■ **Reading text**
· · · ·
Etoricoxib is also licensed for short-term postoperative dental pain, although the recommended dose for that indication is 90mg once daily for up to 3 days, not 120mg. Lower strengths of etoricoxib (30mg, 60mg, 90mg) are licensed for chronic conditions including osteoarthritis, rheumatoid arthritis and ankylosing spondylitis. The 120mg tablet is the acute-pain workhorse of the range, not a daily long-term medicine.
A note on chronic illness contexts. People living with fibromyalgia, CFS/ME or MCAS sometimes ask whether a high-dose NSAID will help. The honest answer is: only when inflammation is the dominant driver of the specific pain episode, which is rarely the case in those conditions. Etoricoxib 120mg is designed for acute, inflammation-led pain like gout, and using it outside its licensed indications is a conversation to have with a clinician who understands your full picture, not a self-directed decision.
How does Etoricoxib 120mg Tablets work?
Pain and inflammation are coordinated by tiny chemical messengers called prostaglandins. When tissues are injured or, in the case of gout, when uric acid crystals trigger an immune cascade inside a joint, the COX-2 enzyme ramps up prostaglandin production. That sensitises nerves, dilates local blood vessels and recruits an army of immune cells. The result is the familiar bundle of redness, swelling, heat and pain. Etoricoxib slots into the active site of COX-2 and blocks it, so the inflammatory signal is dialled down at the source.
What sets COX-2 selective inhibitors apart from older NSAIDs is what they leave alone. COX-1, the sister enzyme, makes prostaglandins that help maintain the stomach lining and support normal platelet function. Traditional NSAIDs like ibuprofen, naproxen and diclofenac inhibit both COX-1 and COX-2, which is part of why long-term use carries a meaningful risk of gastric irritation and bleeding. Etoricoxib's preferential action on COX-2 means it tends to be gentler on the stomach lining, although it does not eliminate gastrointestinal risk entirely.
After you swallow the tablet, etoricoxib is absorbed from the gut, reaches peak blood levels within roughly one hour on an empty stomach, and has a half-life of around 22 hours. That long half-life is why once-daily dosing works, and it's part of why people often notice a meaningful drop in flare pain within the first day of starting a course. Steady anti-inflammatory effect builds over the first two to three days.
The trade-off worth understanding is cardiovascular. Because COX-2 inhibitors don't reduce platelet aggregation the way non-selective NSAIDs do, they don't provide the small anti-clotting effect that some older drugs offer. Combined with prostaglandin pathway effects on blood pressure and the kidneys, this is why the MHRA advises careful cardiovascular risk assessment before prescribing any COX-2 inhibitor, and especially before a 120mg short course.
· · · ·
■ **Listed entries**
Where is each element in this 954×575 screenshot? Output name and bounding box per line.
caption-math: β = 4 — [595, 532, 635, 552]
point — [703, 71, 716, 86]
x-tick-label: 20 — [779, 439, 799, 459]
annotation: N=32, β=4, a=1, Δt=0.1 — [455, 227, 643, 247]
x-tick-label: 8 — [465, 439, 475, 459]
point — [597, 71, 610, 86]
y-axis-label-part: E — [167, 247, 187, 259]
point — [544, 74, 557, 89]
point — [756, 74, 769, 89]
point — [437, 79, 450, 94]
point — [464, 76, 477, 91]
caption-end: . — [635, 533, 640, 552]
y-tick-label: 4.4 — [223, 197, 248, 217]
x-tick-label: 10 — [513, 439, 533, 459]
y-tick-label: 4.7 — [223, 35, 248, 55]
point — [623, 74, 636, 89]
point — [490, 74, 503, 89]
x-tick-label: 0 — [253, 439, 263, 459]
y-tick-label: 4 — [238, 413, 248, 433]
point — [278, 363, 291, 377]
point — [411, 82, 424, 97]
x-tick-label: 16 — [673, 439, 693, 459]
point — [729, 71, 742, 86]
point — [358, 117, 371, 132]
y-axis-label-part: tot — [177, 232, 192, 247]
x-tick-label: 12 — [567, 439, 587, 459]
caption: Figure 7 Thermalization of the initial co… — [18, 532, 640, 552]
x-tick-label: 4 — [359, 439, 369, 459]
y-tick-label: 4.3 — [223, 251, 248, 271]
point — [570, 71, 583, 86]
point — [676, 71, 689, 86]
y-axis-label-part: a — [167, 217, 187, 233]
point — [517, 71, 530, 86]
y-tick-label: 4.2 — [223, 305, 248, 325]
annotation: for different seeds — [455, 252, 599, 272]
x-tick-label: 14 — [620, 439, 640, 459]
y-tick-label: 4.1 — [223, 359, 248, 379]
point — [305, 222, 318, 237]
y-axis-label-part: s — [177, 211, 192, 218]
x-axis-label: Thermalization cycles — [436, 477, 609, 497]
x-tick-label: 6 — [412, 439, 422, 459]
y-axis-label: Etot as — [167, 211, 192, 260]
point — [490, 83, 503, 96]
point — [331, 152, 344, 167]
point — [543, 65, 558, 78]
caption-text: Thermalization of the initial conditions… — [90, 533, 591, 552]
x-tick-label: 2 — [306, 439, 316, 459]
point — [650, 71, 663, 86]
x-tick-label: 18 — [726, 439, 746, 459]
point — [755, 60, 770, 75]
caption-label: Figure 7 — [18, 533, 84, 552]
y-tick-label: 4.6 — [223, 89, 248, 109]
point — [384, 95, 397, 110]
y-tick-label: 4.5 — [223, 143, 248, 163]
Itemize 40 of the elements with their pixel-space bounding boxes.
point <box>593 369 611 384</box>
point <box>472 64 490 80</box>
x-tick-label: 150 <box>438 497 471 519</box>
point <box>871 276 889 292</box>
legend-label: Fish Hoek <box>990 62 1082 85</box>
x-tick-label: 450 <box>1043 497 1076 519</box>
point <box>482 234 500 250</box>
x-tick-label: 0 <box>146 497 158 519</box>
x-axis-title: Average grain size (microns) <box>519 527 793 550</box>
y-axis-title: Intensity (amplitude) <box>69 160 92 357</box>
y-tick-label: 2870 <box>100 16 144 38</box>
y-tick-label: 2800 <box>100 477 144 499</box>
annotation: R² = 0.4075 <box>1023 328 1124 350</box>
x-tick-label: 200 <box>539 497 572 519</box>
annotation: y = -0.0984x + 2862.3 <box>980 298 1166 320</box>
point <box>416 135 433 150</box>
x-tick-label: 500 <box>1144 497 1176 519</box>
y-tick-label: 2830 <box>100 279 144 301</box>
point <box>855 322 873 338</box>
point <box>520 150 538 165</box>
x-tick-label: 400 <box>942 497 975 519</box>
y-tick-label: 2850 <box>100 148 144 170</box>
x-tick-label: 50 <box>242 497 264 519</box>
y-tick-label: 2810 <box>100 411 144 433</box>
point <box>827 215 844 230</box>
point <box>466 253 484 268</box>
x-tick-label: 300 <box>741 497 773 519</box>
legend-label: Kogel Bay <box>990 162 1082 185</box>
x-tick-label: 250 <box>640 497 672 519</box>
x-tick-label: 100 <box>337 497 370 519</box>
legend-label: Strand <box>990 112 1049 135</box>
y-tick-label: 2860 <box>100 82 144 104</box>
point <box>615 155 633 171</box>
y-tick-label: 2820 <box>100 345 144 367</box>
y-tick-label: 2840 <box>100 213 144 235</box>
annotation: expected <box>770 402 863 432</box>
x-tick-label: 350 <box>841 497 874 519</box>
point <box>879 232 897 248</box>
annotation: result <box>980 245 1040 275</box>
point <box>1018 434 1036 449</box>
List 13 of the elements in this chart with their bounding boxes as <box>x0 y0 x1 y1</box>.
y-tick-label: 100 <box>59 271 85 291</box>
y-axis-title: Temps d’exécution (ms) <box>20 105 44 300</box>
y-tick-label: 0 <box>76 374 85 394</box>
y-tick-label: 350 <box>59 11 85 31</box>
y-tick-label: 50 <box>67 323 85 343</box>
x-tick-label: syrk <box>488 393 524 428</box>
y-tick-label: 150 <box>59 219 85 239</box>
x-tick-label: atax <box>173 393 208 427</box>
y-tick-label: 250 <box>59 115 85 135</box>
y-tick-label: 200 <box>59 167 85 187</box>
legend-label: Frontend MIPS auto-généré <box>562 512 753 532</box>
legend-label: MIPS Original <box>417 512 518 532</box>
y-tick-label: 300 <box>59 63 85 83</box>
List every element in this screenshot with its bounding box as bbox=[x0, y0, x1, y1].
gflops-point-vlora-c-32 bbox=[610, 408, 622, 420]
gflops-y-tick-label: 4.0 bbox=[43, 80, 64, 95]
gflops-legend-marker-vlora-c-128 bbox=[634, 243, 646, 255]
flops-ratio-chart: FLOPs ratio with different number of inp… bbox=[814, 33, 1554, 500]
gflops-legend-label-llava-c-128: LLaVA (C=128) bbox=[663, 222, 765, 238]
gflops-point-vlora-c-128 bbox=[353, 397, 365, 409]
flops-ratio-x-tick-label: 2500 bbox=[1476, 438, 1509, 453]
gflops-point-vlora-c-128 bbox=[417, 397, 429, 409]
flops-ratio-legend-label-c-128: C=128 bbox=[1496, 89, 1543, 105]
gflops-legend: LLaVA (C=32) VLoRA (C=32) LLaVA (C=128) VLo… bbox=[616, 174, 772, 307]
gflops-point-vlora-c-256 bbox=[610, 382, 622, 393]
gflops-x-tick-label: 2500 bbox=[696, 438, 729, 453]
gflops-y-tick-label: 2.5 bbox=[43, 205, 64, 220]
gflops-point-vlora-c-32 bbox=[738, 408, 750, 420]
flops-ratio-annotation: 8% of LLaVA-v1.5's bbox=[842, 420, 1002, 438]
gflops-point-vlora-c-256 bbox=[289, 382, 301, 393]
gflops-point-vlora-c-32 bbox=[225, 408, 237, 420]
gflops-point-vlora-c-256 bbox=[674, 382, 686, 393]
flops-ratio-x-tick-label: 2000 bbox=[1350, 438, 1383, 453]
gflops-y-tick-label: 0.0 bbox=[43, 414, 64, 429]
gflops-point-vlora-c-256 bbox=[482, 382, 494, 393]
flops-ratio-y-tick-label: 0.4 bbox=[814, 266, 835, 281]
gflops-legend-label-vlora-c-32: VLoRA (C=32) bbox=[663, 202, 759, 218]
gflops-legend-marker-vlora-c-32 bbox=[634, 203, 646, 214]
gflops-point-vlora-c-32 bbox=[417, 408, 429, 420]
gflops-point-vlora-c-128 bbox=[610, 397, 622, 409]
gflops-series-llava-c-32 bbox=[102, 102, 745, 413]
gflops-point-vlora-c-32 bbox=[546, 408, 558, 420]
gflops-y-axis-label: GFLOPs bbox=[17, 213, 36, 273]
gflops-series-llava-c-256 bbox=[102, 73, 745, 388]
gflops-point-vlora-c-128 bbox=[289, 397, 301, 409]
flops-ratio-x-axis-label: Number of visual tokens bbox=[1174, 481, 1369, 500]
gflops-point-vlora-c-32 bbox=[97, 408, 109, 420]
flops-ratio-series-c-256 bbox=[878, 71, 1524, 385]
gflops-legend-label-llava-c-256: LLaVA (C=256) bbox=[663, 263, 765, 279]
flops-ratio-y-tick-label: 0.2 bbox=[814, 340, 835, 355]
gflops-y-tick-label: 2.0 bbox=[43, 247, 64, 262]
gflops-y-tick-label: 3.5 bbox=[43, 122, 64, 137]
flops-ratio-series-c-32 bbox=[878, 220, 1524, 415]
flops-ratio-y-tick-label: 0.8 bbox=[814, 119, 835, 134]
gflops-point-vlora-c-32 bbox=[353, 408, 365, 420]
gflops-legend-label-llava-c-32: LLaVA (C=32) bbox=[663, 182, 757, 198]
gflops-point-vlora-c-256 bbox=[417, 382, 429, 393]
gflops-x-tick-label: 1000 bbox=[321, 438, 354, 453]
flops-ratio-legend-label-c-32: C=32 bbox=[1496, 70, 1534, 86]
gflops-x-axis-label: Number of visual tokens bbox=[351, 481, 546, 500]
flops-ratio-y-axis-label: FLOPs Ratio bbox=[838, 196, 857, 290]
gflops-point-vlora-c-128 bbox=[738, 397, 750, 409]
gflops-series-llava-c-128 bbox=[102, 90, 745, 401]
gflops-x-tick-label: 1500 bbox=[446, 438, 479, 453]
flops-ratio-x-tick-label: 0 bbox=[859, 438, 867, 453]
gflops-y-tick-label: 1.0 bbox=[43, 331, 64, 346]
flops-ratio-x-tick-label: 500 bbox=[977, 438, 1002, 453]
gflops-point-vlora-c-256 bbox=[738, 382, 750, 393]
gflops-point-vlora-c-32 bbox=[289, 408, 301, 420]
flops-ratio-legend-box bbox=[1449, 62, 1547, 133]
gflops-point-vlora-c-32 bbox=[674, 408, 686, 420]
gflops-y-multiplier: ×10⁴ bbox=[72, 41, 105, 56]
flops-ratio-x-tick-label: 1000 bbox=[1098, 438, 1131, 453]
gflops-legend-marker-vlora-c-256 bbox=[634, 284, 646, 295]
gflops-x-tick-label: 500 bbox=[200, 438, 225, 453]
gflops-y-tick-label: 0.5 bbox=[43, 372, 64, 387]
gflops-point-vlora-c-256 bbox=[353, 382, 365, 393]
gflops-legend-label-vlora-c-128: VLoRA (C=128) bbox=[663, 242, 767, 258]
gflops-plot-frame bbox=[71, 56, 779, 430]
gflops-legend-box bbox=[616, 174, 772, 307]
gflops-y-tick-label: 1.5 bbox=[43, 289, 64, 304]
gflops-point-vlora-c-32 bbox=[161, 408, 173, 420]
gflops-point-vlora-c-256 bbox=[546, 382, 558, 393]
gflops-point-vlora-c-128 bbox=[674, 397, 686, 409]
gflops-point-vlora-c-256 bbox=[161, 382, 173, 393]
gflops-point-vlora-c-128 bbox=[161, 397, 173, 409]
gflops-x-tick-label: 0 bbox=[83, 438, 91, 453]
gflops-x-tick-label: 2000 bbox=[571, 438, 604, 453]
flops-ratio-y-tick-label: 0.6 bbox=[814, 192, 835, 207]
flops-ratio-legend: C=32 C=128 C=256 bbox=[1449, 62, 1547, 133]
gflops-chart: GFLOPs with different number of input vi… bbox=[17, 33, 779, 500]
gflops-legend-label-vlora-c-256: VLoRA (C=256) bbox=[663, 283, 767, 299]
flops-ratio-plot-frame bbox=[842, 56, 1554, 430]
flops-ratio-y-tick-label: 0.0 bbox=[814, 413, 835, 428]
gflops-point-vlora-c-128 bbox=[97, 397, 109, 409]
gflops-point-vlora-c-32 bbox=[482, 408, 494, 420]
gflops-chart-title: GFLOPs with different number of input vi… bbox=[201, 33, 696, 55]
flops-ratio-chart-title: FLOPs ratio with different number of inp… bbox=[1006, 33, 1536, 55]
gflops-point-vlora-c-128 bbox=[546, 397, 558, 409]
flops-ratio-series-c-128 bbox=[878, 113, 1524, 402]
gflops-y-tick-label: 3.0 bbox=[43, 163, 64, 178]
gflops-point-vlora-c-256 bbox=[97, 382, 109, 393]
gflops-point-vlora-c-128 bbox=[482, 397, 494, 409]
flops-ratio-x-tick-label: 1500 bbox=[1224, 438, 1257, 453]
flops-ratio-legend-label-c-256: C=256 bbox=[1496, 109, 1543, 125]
· · · ·
■ **Task set**
a. According to the etoricoxib text, what is the half-life of etoricoxib?
b. Write out the part of the etoricoxib text starting with "After you swallow" and going on through "to three days.".
Answer using only the etoricoxib text and nothing from the lines.

■ **Results for each task**
a. Around 22 hours.

b.
After you swallow the tablet, etoricoxib is absorbed from the gut, reaches peak blood levels within roughly one hour on an empty stomach, and has a half-life of around 22 hours. That long half-life is why once-daily dosing works, and it's part of why people often notice a meaningful drop in flare pain within the first day of starting a course. Steady anti-inflammatory effect builds over the first two to three days.